PROBLEM =
Report how many lines contain the word "bounds", with no other text.

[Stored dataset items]

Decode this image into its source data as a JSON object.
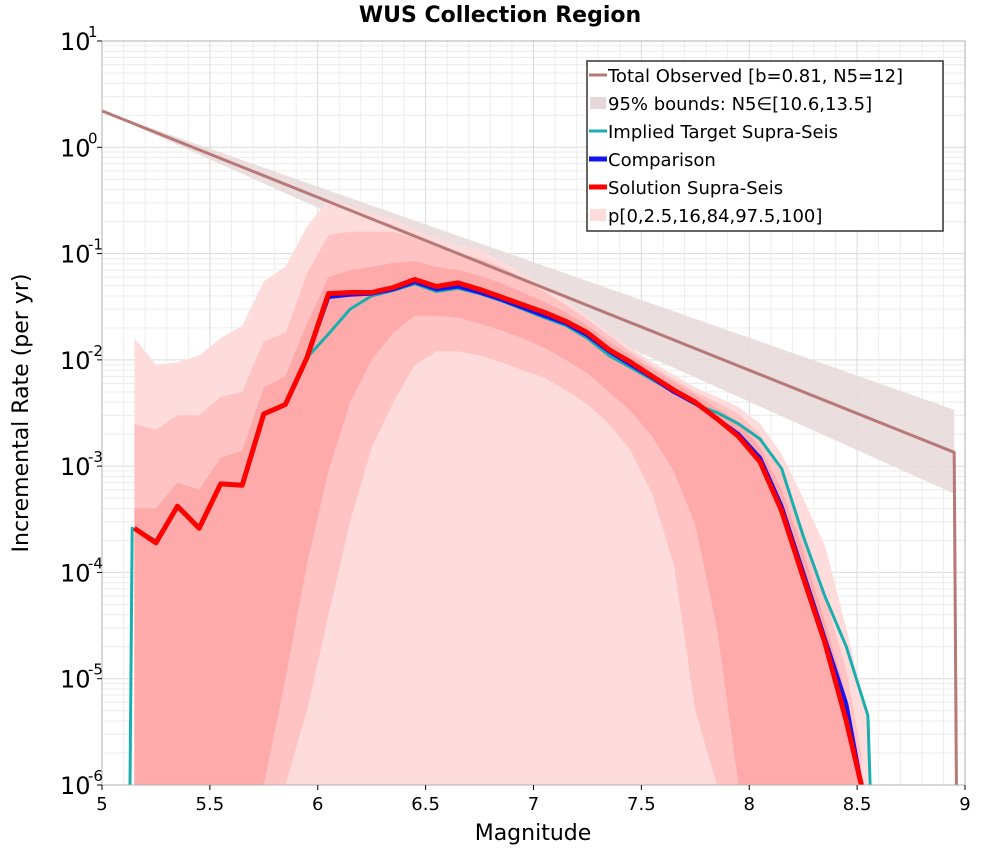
{
  "chart_data": {
    "type": "line",
    "title": "WUS Collection Region",
    "xlabel": "Magnitude",
    "ylabel": "Incremental Rate (per yr)",
    "xlim": [
      5,
      9
    ],
    "ylim_log10": [
      -6,
      1
    ],
    "y_scale": "log",
    "grid": true,
    "x_ticks": [
      {
        "value": 5,
        "label": "5"
      },
      {
        "value": 5.5,
        "label": "5.5"
      },
      {
        "value": 6,
        "label": "6"
      },
      {
        "value": 6.5,
        "label": "6.5"
      },
      {
        "value": 7,
        "label": "7"
      },
      {
        "value": 7.5,
        "label": "7.5"
      },
      {
        "value": 8,
        "label": "8"
      },
      {
        "value": 8.5,
        "label": "8.5"
      },
      {
        "value": 9,
        "label": "9"
      }
    ],
    "y_ticks": [
      {
        "exp": 1,
        "base": "10",
        "sup": "1"
      },
      {
        "exp": 0,
        "base": "10",
        "sup": "0"
      },
      {
        "exp": -1,
        "base": "10",
        "sup": "-1"
      },
      {
        "exp": -2,
        "base": "10",
        "sup": "-2"
      },
      {
        "exp": -3,
        "base": "10",
        "sup": "-3"
      },
      {
        "exp": -4,
        "base": "10",
        "sup": "-4"
      },
      {
        "exp": -5,
        "base": "10",
        "sup": "-5"
      },
      {
        "exp": -6,
        "base": "10",
        "sup": "-6"
      }
    ],
    "legend": {
      "position": "top-right",
      "entries": [
        {
          "label": "Total Observed [b=0.81, N5=12]",
          "color": "#b87878",
          "style": "line"
        },
        {
          "label": "95% bounds: N5∈[10.6,13.5]",
          "color": "#e6d8d8",
          "style": "fill"
        },
        {
          "label": "Implied Target Supra-Seis",
          "color": "#1aaeae",
          "style": "line"
        },
        {
          "label": "Comparison",
          "color": "#1414f0",
          "style": "thick-line"
        },
        {
          "label": "Solution Supra-Seis",
          "color": "#ff0000",
          "style": "thick-line"
        },
        {
          "label": "p[0,2.5,16,84,97.5,100]",
          "color": "#ffdcdc",
          "style": "fill"
        }
      ]
    },
    "series": [
      {
        "name": "Total Observed [b=0.81, N5=12]",
        "color": "#b87878",
        "x": [
          5.0,
          8.95,
          8.96
        ],
        "y": [
          2.2,
          0.00135,
          1e-06
        ]
      },
      {
        "name": "Implied Target Supra-Seis",
        "color": "#1aaeae",
        "x": [
          5.13,
          5.14,
          5.25,
          5.35,
          5.45,
          5.55,
          5.65,
          5.75,
          5.85,
          5.95,
          6.05,
          6.15,
          6.25,
          6.35,
          6.45,
          6.55,
          6.65,
          6.75,
          6.85,
          6.95,
          7.05,
          7.15,
          7.25,
          7.35,
          7.45,
          7.55,
          7.65,
          7.75,
          7.85,
          7.95,
          8.05,
          8.15,
          8.25,
          8.35,
          8.45,
          8.55,
          8.56
        ],
        "y": [
          1e-06,
          0.00026,
          0.0002,
          0.00042,
          0.00026,
          0.00068,
          0.00066,
          0.0031,
          0.0038,
          0.0105,
          0.0175,
          0.03,
          0.04,
          0.045,
          0.052,
          0.044,
          0.047,
          0.042,
          0.036,
          0.03,
          0.025,
          0.021,
          0.016,
          0.011,
          0.0085,
          0.0065,
          0.005,
          0.0038,
          0.0032,
          0.0025,
          0.0018,
          0.00095,
          0.00022,
          6e-05,
          2e-05,
          4.5e-06,
          1e-06
        ]
      },
      {
        "name": "Comparison",
        "color": "#1414f0",
        "x": [
          5.15,
          5.25,
          5.35,
          5.45,
          5.55,
          5.65,
          5.75,
          5.85,
          5.95,
          6.05,
          6.15,
          6.25,
          6.35,
          6.45,
          6.55,
          6.65,
          6.75,
          6.85,
          6.95,
          7.05,
          7.15,
          7.25,
          7.35,
          7.45,
          7.55,
          7.65,
          7.75,
          7.85,
          7.95,
          8.05,
          8.15,
          8.25,
          8.35,
          8.45,
          8.52
        ],
        "y": [
          0.00026,
          0.00019,
          0.00042,
          0.00026,
          0.00068,
          0.00066,
          0.0031,
          0.0038,
          0.0105,
          0.039,
          0.041,
          0.042,
          0.046,
          0.054,
          0.046,
          0.049,
          0.043,
          0.037,
          0.031,
          0.026,
          0.022,
          0.017,
          0.012,
          0.009,
          0.0068,
          0.005,
          0.0039,
          0.0028,
          0.002,
          0.0012,
          0.00042,
          0.0001,
          2.4e-05,
          5.8e-06,
          1e-06
        ]
      },
      {
        "name": "Solution Supra-Seis",
        "color": "#ff0000",
        "x": [
          5.15,
          5.25,
          5.35,
          5.45,
          5.55,
          5.65,
          5.75,
          5.85,
          5.95,
          6.05,
          6.15,
          6.25,
          6.35,
          6.45,
          6.55,
          6.65,
          6.75,
          6.85,
          6.95,
          7.05,
          7.15,
          7.25,
          7.35,
          7.45,
          7.55,
          7.65,
          7.75,
          7.85,
          7.95,
          8.05,
          8.15,
          8.25,
          8.35,
          8.45,
          8.52
        ],
        "y": [
          0.00026,
          0.00019,
          0.00042,
          0.00026,
          0.00068,
          0.00066,
          0.0031,
          0.0038,
          0.0105,
          0.042,
          0.043,
          0.043,
          0.048,
          0.057,
          0.049,
          0.053,
          0.046,
          0.039,
          0.033,
          0.028,
          0.023,
          0.018,
          0.0125,
          0.0095,
          0.007,
          0.0052,
          0.004,
          0.0028,
          0.0019,
          0.0011,
          0.00038,
          9e-05,
          2.2e-05,
          4e-06,
          1e-06
        ]
      }
    ],
    "bands": [
      {
        "name": "95% bounds: N5∈[10.6,13.5]",
        "color": "#e6d8d8",
        "opacity": 0.85,
        "x": [
          5.0,
          8.95
        ],
        "lower": [
          2.2,
          0.00055
        ],
        "upper": [
          2.2,
          0.0034
        ]
      },
      {
        "name": "p0-p100",
        "color": "#ffdcdc",
        "opacity": 1,
        "x": [
          5.15,
          5.25,
          5.35,
          5.45,
          5.55,
          5.65,
          5.75,
          5.85,
          5.95,
          6.05,
          6.15,
          6.25,
          6.35,
          6.45,
          6.55,
          6.65,
          6.75,
          6.85,
          6.95,
          7.05,
          7.15,
          7.25,
          7.35,
          7.45,
          7.55,
          7.65,
          7.75,
          7.85,
          7.95,
          8.05,
          8.15,
          8.25,
          8.35,
          8.45,
          8.55
        ],
        "lower": [
          1e-06,
          1e-06,
          1e-06,
          1e-06,
          1e-06,
          1e-06,
          1e-06,
          1e-06,
          1e-06,
          1e-06,
          1e-06,
          1e-06,
          1e-06,
          1e-06,
          1e-06,
          1e-06,
          1e-06,
          1e-06,
          1e-06,
          1e-06,
          1e-06,
          1e-06,
          1e-06,
          1e-06,
          1e-06,
          1e-06,
          1e-06,
          1e-06,
          1e-06,
          1e-06,
          1e-06,
          1e-06,
          1e-06,
          1e-06,
          1e-06
        ],
        "upper": [
          0.016,
          0.009,
          0.0095,
          0.011,
          0.016,
          0.021,
          0.055,
          0.075,
          0.18,
          0.32,
          0.28,
          0.24,
          0.21,
          0.17,
          0.14,
          0.12,
          0.11,
          0.085,
          0.065,
          0.048,
          0.036,
          0.026,
          0.018,
          0.013,
          0.0095,
          0.0072,
          0.0055,
          0.0045,
          0.0036,
          0.0025,
          0.0013,
          0.0005,
          0.00018,
          3e-05,
          4e-06
        ]
      },
      {
        "name": "p2.5-p97.5",
        "color": "#ffc3c3",
        "opacity": 1,
        "x": [
          5.15,
          5.25,
          5.35,
          5.45,
          5.55,
          5.65,
          5.75,
          5.85,
          5.95,
          6.05,
          6.15,
          6.25,
          6.35,
          6.45,
          6.55,
          6.65,
          6.75,
          6.85,
          6.95,
          7.05,
          7.15,
          7.25,
          7.35,
          7.45,
          7.55,
          7.65,
          7.75,
          7.85,
          7.95,
          8.05,
          8.15,
          8.25,
          8.35,
          8.45,
          8.52
        ],
        "lower": [
          1e-06,
          1e-06,
          1e-06,
          1e-06,
          1e-06,
          1e-06,
          1e-06,
          1e-06,
          5e-06,
          4e-05,
          0.0003,
          0.0015,
          0.004,
          0.009,
          0.012,
          0.012,
          0.011,
          0.0095,
          0.008,
          0.0068,
          0.0052,
          0.0038,
          0.0025,
          0.0014,
          0.00055,
          0.00012,
          5e-06,
          1e-06,
          1e-06,
          1e-06,
          1e-06,
          1e-06,
          1e-06,
          1e-06,
          1e-06
        ],
        "upper": [
          0.0025,
          0.0022,
          0.003,
          0.003,
          0.0045,
          0.005,
          0.015,
          0.018,
          0.065,
          0.15,
          0.16,
          0.16,
          0.16,
          0.14,
          0.12,
          0.1,
          0.09,
          0.075,
          0.058,
          0.044,
          0.033,
          0.024,
          0.017,
          0.012,
          0.0087,
          0.0066,
          0.005,
          0.004,
          0.0031,
          0.002,
          0.00085,
          0.00025,
          6e-05,
          1.2e-05,
          2e-06
        ]
      },
      {
        "name": "p16-p84",
        "color": "#ffaaaa",
        "opacity": 1,
        "x": [
          5.15,
          5.25,
          5.35,
          5.45,
          5.55,
          5.65,
          5.75,
          5.85,
          5.95,
          6.05,
          6.15,
          6.25,
          6.35,
          6.45,
          6.55,
          6.65,
          6.75,
          6.85,
          6.95,
          7.05,
          7.15,
          7.25,
          7.35,
          7.45,
          7.55,
          7.65,
          7.75,
          7.85,
          7.95,
          8.05,
          8.15,
          8.25,
          8.35,
          8.45,
          8.52
        ],
        "lower": [
          1e-06,
          1e-06,
          1e-06,
          1e-06,
          1e-06,
          1e-06,
          1e-06,
          1e-05,
          0.00012,
          0.0009,
          0.004,
          0.01,
          0.018,
          0.026,
          0.026,
          0.025,
          0.022,
          0.019,
          0.016,
          0.013,
          0.01,
          0.0075,
          0.005,
          0.0033,
          0.0019,
          0.0009,
          0.00028,
          3e-05,
          1e-06,
          1e-06,
          1e-06,
          1e-06,
          1e-06,
          1e-06,
          1e-06
        ],
        "upper": [
          0.0004,
          0.0004,
          0.0007,
          0.0006,
          0.0012,
          0.0014,
          0.0055,
          0.007,
          0.022,
          0.06,
          0.07,
          0.075,
          0.082,
          0.085,
          0.075,
          0.07,
          0.062,
          0.053,
          0.043,
          0.035,
          0.028,
          0.021,
          0.015,
          0.011,
          0.0082,
          0.0062,
          0.0047,
          0.0035,
          0.0026,
          0.0015,
          0.0006,
          0.00016,
          3.5e-05,
          7e-06,
          1e-06
        ]
      }
    ]
  }
}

THE REPLY =
2